Ein bedrohlicher Poltergeist!

Ich erhielt einen Anruf eines mir unbekannten Herrn M., welcher sehr aufgeregt sprach. Er meinte, er hätte noch nie ein Medium kontaktiert und ihm wäre dies mehr als unangenehm. Zumal er an so etwas nicht glaube. Allerdings habe seine Frau und er ein Problem, dass sie nicht zuordnen mögen und als Spuk in Betracht kommen könnte.

 

Darüber zu sprechen wäre ihm noch mehr zuwider, meinte er. Also beruhigte ich ihn erst einmal und redete ihm gut zu.

 

Er erzählte erneut, dass es, so verrückt wie es klingen möge, in seiner Wohnung spuke.

 

So fragte ich ihn, wie er zu der Annahme käme. Der Anrufer wurde nun sehr nervös und hektisch. Man merkte dass seine Logik gegen das Erlebte ankämpfte.

 

So berichtete er von den Geschehnissen.

» AUFLISTUNG
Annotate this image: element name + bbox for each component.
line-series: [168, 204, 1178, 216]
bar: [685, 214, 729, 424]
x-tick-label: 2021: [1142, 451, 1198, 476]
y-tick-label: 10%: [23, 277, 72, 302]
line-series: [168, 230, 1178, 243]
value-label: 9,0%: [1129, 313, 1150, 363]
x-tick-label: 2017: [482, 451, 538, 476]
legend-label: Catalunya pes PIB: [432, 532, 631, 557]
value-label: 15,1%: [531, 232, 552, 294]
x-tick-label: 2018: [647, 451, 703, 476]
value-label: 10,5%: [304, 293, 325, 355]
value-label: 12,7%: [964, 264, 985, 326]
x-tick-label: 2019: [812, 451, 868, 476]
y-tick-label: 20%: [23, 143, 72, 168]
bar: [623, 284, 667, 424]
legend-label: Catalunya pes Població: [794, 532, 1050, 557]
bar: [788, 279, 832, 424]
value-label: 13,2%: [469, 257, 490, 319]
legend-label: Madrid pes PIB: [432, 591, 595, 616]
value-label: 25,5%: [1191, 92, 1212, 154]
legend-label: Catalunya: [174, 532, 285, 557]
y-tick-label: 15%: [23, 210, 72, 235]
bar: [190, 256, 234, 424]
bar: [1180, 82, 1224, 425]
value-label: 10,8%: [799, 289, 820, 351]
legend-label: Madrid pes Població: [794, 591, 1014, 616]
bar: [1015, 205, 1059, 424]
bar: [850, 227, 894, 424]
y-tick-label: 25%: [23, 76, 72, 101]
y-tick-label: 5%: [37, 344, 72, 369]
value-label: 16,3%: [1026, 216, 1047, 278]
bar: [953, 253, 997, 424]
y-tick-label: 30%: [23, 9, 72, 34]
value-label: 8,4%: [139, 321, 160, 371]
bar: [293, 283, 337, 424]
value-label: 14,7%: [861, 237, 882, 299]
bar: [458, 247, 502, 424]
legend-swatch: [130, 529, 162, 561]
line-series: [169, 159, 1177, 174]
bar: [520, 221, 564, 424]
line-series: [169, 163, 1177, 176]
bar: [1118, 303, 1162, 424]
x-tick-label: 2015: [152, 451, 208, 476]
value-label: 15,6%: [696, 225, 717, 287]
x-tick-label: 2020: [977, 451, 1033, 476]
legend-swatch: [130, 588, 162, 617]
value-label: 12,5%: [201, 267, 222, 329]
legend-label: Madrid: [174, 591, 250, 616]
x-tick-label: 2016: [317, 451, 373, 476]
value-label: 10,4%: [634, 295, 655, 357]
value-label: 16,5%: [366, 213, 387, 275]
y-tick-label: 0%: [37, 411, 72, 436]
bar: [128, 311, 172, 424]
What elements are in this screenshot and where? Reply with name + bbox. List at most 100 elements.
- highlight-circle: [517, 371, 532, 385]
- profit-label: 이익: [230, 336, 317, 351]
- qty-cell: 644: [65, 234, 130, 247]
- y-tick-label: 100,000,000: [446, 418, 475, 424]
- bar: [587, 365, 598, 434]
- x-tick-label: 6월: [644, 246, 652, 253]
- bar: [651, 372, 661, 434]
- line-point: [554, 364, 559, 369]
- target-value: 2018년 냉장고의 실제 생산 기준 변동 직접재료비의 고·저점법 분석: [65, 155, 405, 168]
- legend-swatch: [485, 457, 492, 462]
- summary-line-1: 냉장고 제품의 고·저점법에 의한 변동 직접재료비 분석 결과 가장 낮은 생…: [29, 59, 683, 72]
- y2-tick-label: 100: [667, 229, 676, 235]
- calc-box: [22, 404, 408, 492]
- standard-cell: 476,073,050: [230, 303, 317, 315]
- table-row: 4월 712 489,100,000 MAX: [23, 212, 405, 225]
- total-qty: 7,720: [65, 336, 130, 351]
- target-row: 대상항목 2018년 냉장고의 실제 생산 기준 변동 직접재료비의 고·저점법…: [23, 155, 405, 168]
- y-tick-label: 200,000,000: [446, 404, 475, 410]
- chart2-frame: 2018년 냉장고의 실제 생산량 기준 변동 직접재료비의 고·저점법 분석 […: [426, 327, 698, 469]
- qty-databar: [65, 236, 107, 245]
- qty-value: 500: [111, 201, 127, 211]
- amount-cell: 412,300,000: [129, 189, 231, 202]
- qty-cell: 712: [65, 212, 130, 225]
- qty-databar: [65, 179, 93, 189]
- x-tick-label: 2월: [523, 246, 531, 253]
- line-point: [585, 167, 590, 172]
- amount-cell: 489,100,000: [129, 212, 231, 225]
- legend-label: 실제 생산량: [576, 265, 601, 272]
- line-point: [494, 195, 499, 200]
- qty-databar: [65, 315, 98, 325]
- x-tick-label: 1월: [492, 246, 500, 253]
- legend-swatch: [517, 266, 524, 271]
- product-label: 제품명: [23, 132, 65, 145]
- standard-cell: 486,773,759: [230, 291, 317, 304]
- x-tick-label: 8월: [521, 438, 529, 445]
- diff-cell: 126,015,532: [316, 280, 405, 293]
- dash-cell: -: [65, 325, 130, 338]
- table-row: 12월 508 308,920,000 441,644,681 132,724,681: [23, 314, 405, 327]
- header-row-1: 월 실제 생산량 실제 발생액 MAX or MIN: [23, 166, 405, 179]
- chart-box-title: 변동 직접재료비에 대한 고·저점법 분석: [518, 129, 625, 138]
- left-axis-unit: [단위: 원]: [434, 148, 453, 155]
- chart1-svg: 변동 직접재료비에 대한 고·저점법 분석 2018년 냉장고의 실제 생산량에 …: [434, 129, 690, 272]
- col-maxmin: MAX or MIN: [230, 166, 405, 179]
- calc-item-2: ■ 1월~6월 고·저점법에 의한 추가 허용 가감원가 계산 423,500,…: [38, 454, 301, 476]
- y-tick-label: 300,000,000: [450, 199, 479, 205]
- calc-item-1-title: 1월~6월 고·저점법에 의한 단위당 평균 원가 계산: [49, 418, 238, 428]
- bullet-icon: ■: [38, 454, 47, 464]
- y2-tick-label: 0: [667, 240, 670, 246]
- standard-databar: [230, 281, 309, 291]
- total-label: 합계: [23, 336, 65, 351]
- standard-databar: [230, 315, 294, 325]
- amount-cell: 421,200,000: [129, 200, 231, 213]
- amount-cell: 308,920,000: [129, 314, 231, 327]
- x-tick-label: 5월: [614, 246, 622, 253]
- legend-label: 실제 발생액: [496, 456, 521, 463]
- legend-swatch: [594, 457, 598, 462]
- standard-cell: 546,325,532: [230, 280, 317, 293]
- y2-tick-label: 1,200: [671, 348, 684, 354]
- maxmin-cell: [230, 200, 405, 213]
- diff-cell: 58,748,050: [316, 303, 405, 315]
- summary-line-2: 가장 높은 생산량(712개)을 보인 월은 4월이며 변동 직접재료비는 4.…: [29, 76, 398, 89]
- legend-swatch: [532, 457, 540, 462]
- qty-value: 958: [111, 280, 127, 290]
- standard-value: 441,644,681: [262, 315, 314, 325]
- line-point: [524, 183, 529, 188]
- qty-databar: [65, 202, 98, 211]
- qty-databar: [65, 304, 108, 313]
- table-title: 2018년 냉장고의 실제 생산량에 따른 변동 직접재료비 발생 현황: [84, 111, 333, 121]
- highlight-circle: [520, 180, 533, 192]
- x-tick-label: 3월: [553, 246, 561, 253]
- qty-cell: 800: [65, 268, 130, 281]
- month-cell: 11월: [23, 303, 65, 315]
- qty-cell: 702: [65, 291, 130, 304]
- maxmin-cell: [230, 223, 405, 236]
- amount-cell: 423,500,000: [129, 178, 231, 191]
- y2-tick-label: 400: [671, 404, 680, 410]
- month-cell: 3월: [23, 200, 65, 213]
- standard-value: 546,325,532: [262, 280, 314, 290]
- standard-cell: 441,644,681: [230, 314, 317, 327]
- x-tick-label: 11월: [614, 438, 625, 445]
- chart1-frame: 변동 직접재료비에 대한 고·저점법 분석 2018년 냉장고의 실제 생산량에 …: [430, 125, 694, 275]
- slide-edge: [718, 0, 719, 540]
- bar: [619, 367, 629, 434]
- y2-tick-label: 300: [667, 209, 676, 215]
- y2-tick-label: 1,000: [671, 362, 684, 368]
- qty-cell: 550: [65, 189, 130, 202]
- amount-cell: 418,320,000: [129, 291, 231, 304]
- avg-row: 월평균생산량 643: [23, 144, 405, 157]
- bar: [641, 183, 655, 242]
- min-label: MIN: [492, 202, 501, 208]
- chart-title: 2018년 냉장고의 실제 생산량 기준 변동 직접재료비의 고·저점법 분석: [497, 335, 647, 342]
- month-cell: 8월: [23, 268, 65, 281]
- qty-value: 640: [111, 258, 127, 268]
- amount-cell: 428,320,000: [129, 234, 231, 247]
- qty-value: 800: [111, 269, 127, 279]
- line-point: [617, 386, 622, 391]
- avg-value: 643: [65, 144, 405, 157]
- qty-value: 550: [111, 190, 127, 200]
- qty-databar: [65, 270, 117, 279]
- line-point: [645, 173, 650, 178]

» AUFGABENSTELLUNG
Beantworte diese Fragen zum Text über den Poltergeist:
(a) Was hatte Herr M. nach eigener Aussage noch nie getan?
(b) Was tat die erzählende Person zuerst, nachdem Herr M. sagte, darüber zu sprechen sei ihm noch mehr zuwider?
(c) Wo spukt es laut Herrn M.?
Die Einträge spielen hierfür keine Rolle.

» ANTWORT
(a) Er hatte noch nie ein Medium kontaktiert.
(b) Sie beruhigte ihn erst einmal und redete ihm gut zu.
(c) In seiner Wohnung.